Some records
——————————

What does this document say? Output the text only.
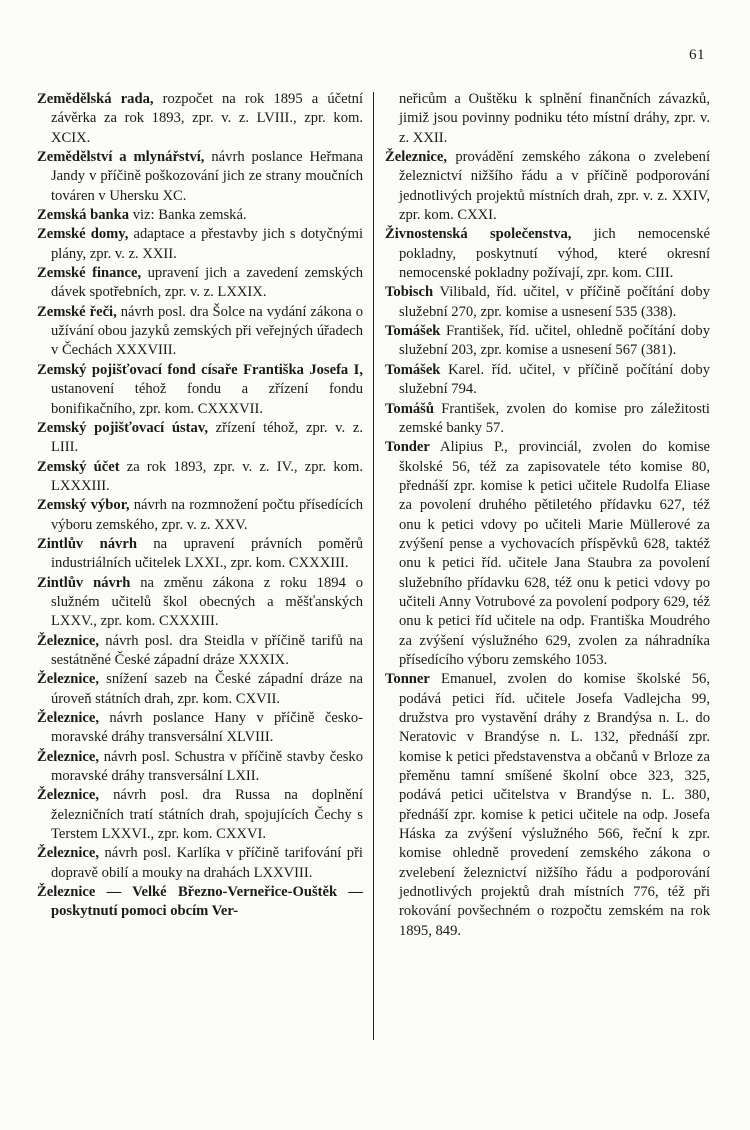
61

Zemědělská rada, rozpočet na rok 1895 a účetní závěrka za rok 1893, zpr. v. z. LVIII., zpr. kom. XCIX.

Zemědělství a mlynářství, návrh poslance Heřmana Jandy v příčině poškozování jich ze strany moučních továren v Uhersku XC.

Zemská banka viz: Banka zemská.

Zemské domy, adaptace a přestavby jich s dotyčnými plány, zpr. v. z. XXII.

Zemské finance, upravení jich a zavedení zemských dávek spotřebních, zpr. v. z. LXXIX.

Zemské řeči, návrh posl. dra Šolce na vydání zákona o užívání obou jazyků zemských při veřejných úřadech v Čechách XXXVIII.

Zemský pojišťovací fond císaře Františka Josefa I, ustanovení téhož fondu a zřízení fondu bonifikačního, zpr. kom. CXXXVII.

Zemský pojišťovací ústav, zřízení téhož, zpr. v. z. LIII.

Zemský účet za rok 1893, zpr. v. z. IV., zpr. kom. LXXXIII.

Zemský výbor, návrh na rozmnožení počtu přísedících výboru zemského, zpr. v. z. XXV.

Zintlův návrh na upravení právních poměrů industriálních učitelek LXXI., zpr. kom. CXXXIII.

Zintlův návrh na změnu zákona z roku 1894 o služném učitelů škol obecných a měšťanských LXXV., zpr. kom. CXXXIII.

Železnice, návrh posl. dra Steidla v příčině tarifů na sestátněné České západní dráze XXXIX.

Železnice, snížení sazeb na České západní dráze na úroveň státních drah, zpr. kom. CXVII.

Železnice, návrh poslance Hany v příčině česko-moravské dráhy transversální XLVIII.

Železnice, návrh posl. Schustra v příčině stavby česko moravské dráhy transversální LXII.

Železnice, návrh posl. dra Russa na doplnění železničních tratí státních drah, spojujících Čechy s Terstem LXXVI., zpr. kom. CXXVI.

Železnice, návrh posl. Karlíka v příčině tarifování při dopravě obilí a mouky na drahách LXXVIII.

Železnice — Velké Březno-Verneřice-Ouštěk — poskytnutí pomoci obcím Ver-

neřicům a Ouštěku k splnění finančních závazků, jimiž jsou povinny podniku této místní dráhy, zpr. v. z. XXII.

Železnice, provádění zemského zákona o zvelebení železnictví nižšího řádu a v příčině podporování jednotlivých projektů místních drah, zpr. v. z. XXIV, zpr. kom. CXXI.

Živnostenská společenstva, jich nemocenské pokladny, poskytnutí výhod, které okresní nemocenské pokladny požívají, zpr. kom. CIII.

Tobisch Vilibald, říd. učitel, v příčině počítání doby služební 270, zpr. komise a usnesení 535 (338).

Tomášek František, říd. učitel, ohledně počítání doby služební 203, zpr. komise a usnesení 567 (381).

Tomášek Karel. říd. učitel, v příčině počítání doby služební 794.

Tomášů František, zvolen do komise pro záležitosti zemské banky 57.

Tonder Alipius P., provinciál, zvolen do komise školské 56, též za zapisovatele této komise 80, přednáší zpr. komise k petici učitele Rudolfa Eliase za povolení druhého pětiletého přídavku 627, též onu k petici vdovy po učiteli Marie Müllerové za zvýšení pense a vychovacích příspěvků 628, taktéž onu k petici říd. učitele Jana Staubra za povolení služebního přídavku 628, též onu k petici vdovy po učiteli Anny Votrubové za povolení podpory 629, též onu k petici říd učitele na odp. Františka Moudrého za zvýšení výslužného 629, zvolen za náhradníka přísedícího výboru zemského 1053.

Tonner Emanuel, zvolen do komise školské 56, podává petici říd. učitele Josefa Vadlejcha 99, družstva pro vystavění dráhy z Brandýsa n. L. do Neratovic v Brandýse n. L. 132, přednáší zpr. komise k petici představenstva a občanů v Brloze za přeměnu tamní smíšené školní obce 323, 325, podává petici učitelstva v Brandýse n. L. 380, přednáší zpr. komise k petici učitele na odp. Josefa Háska za zvýšení výslužného 566, řeční k zpr. komise ohledně provedení zemského zákona o zvelebení železnictví nižšího řádu a podporování jednotlivých projektů drah místních 776, též při rokování povšechném o rozpočtu zemském na rok 1895, 849.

——————————

- Required work -
From the entries above, select each line containing the string "západní".

- Task solution -
Železnice, návrh posl. dra Steidla v příčině tarifů na sestátněné České západní dráze XXXIX.
Železnice, snížení sazeb na České západní dráze na úroveň státních drah, zpr. kom. CXVII.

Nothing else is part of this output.